--- WRITTEN EXERCISE ---
Scan the lines below for the string "this" and copy every one that has it.

● ● ● ●

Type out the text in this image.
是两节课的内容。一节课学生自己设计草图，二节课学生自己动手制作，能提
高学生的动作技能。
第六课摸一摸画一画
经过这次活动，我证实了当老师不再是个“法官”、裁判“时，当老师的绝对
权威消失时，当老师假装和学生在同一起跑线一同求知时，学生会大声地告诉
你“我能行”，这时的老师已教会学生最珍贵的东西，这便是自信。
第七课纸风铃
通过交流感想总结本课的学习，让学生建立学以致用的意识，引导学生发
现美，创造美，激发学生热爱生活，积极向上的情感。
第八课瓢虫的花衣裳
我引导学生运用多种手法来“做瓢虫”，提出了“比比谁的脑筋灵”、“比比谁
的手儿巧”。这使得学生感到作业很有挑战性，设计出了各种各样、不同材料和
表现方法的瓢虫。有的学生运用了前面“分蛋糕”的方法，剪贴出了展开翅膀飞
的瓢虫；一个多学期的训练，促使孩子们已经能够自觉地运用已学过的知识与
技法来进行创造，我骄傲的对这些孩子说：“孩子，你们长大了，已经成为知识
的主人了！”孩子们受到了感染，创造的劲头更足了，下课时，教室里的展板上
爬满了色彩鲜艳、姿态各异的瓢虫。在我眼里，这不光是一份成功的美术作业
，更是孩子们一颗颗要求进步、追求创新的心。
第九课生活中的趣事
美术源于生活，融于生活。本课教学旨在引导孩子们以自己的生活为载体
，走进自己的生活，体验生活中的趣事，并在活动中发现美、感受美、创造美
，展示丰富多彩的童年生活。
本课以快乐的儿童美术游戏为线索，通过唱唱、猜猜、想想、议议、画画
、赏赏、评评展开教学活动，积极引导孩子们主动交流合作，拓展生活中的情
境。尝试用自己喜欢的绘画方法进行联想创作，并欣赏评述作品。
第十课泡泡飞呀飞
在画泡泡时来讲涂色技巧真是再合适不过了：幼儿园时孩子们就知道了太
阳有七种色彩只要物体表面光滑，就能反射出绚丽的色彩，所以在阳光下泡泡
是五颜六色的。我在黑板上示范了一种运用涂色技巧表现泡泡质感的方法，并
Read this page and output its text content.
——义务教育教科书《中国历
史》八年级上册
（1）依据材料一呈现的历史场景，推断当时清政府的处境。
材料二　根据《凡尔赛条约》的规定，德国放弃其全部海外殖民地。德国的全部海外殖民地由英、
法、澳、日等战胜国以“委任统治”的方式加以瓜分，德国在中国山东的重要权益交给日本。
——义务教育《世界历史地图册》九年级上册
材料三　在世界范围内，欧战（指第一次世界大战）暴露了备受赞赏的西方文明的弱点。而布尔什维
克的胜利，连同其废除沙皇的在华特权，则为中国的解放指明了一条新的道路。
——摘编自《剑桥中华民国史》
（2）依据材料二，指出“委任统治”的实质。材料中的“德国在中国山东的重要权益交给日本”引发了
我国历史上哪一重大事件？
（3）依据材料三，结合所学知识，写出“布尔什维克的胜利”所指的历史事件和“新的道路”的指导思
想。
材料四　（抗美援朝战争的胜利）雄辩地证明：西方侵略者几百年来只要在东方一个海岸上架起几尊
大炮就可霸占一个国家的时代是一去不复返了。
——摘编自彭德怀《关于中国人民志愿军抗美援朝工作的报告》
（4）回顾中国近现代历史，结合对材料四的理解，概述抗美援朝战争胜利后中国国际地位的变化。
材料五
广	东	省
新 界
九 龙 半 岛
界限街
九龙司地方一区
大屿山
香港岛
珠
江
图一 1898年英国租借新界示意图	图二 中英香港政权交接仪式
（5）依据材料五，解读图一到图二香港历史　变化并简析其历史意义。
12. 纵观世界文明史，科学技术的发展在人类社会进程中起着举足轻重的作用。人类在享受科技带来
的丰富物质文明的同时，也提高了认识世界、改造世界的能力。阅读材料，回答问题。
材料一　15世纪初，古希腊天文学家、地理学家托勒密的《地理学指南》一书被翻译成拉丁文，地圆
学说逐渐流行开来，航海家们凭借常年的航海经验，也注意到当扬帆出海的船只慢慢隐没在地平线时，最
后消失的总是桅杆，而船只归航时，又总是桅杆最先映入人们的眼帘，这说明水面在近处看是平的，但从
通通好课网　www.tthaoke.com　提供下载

● ● ● ●

--- FINAL ANSWER ---
Type out the text in this image.
Read this page and output its text content.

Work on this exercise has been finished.